* [Supplied data]:
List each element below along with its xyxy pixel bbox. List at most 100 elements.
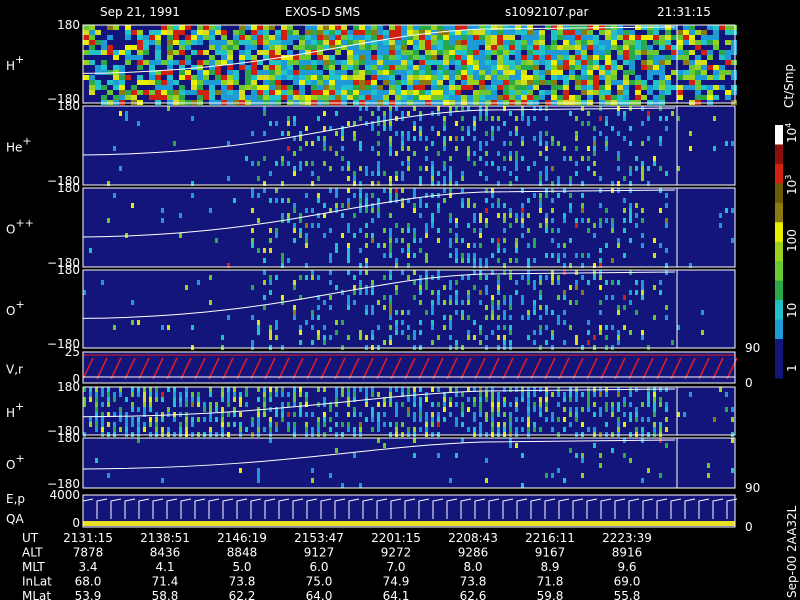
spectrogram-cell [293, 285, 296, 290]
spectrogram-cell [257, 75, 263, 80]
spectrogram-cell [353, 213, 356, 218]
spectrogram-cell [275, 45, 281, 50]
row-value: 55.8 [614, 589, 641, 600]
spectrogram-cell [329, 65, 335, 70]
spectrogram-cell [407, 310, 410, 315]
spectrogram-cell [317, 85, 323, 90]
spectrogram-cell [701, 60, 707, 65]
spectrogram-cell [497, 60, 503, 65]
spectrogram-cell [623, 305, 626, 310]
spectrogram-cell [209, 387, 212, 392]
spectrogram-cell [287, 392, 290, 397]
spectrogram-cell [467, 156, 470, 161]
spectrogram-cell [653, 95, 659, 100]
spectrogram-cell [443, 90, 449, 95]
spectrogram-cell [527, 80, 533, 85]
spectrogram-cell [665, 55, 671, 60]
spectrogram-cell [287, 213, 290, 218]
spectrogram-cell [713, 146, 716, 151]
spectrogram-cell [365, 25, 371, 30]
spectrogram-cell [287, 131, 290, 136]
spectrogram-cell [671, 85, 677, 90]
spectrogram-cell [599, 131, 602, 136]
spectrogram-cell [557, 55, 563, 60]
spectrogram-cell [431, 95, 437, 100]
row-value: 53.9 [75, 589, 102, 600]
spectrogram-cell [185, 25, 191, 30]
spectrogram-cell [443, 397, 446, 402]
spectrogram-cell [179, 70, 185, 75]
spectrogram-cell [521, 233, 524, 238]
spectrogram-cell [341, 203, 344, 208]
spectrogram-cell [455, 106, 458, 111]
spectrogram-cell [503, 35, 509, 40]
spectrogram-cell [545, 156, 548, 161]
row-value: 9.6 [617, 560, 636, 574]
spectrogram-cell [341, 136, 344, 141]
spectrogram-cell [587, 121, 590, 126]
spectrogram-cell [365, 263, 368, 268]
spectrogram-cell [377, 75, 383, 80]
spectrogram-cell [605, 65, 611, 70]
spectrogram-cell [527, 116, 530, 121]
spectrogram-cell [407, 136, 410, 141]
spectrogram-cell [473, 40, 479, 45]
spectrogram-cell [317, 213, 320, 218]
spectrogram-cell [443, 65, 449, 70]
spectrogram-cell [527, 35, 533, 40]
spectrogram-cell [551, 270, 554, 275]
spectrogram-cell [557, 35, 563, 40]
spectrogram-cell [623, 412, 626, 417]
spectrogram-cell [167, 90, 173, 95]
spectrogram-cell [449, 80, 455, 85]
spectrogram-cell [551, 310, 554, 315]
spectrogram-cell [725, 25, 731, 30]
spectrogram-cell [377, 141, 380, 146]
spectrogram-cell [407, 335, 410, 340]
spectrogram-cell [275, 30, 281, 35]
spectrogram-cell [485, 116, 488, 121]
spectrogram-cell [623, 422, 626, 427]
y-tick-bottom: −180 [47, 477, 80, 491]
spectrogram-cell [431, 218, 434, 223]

* [Request]: Please rewrite every line of the listing above, changing each "spectrogram-cell" to "heatmap-cell" and leaving everything else as it is. Leave out the picture line.

* [Task output]:
List each element below along with its xyxy pixel bbox. List at most 100 elements.
heatmap-cell [293, 285, 296, 290]
heatmap-cell [257, 75, 263, 80]
heatmap-cell [353, 213, 356, 218]
heatmap-cell [275, 45, 281, 50]
row-value: 55.8 [614, 589, 641, 600]
heatmap-cell [329, 65, 335, 70]
heatmap-cell [407, 310, 410, 315]
heatmap-cell [317, 85, 323, 90]
heatmap-cell [701, 60, 707, 65]
heatmap-cell [497, 60, 503, 65]
heatmap-cell [623, 305, 626, 310]
heatmap-cell [209, 387, 212, 392]
heatmap-cell [287, 392, 290, 397]
heatmap-cell [467, 156, 470, 161]
heatmap-cell [653, 95, 659, 100]
heatmap-cell [443, 90, 449, 95]
heatmap-cell [527, 80, 533, 85]
heatmap-cell [665, 55, 671, 60]
heatmap-cell [287, 213, 290, 218]
heatmap-cell [713, 146, 716, 151]
heatmap-cell [365, 25, 371, 30]
heatmap-cell [287, 131, 290, 136]
heatmap-cell [671, 85, 677, 90]
heatmap-cell [599, 131, 602, 136]
heatmap-cell [557, 55, 563, 60]
heatmap-cell [431, 95, 437, 100]
row-value: 53.9 [75, 589, 102, 600]
heatmap-cell [185, 25, 191, 30]
heatmap-cell [443, 397, 446, 402]
heatmap-cell [179, 70, 185, 75]
heatmap-cell [521, 233, 524, 238]
heatmap-cell [341, 203, 344, 208]
heatmap-cell [455, 106, 458, 111]
heatmap-cell [503, 35, 509, 40]
heatmap-cell [545, 156, 548, 161]
row-value: 9.6 [617, 560, 636, 574]
heatmap-cell [341, 136, 344, 141]
heatmap-cell [587, 121, 590, 126]
heatmap-cell [365, 263, 368, 268]
heatmap-cell [377, 75, 383, 80]
heatmap-cell [605, 65, 611, 70]
heatmap-cell [527, 116, 530, 121]
heatmap-cell [407, 136, 410, 141]
heatmap-cell [473, 40, 479, 45]
heatmap-cell [317, 213, 320, 218]
heatmap-cell [443, 65, 449, 70]
heatmap-cell [527, 35, 533, 40]
heatmap-cell [551, 270, 554, 275]
heatmap-cell [557, 35, 563, 40]
heatmap-cell [623, 412, 626, 417]
heatmap-cell [167, 90, 173, 95]
heatmap-cell [449, 80, 455, 85]
heatmap-cell [551, 310, 554, 315]
heatmap-cell [725, 25, 731, 30]
heatmap-cell [377, 141, 380, 146]
heatmap-cell [407, 335, 410, 340]
heatmap-cell [275, 30, 281, 35]
heatmap-cell [485, 116, 488, 121]
heatmap-cell [623, 422, 626, 427]
y-tick-bottom: −180 [47, 477, 80, 491]
heatmap-cell [431, 218, 434, 223]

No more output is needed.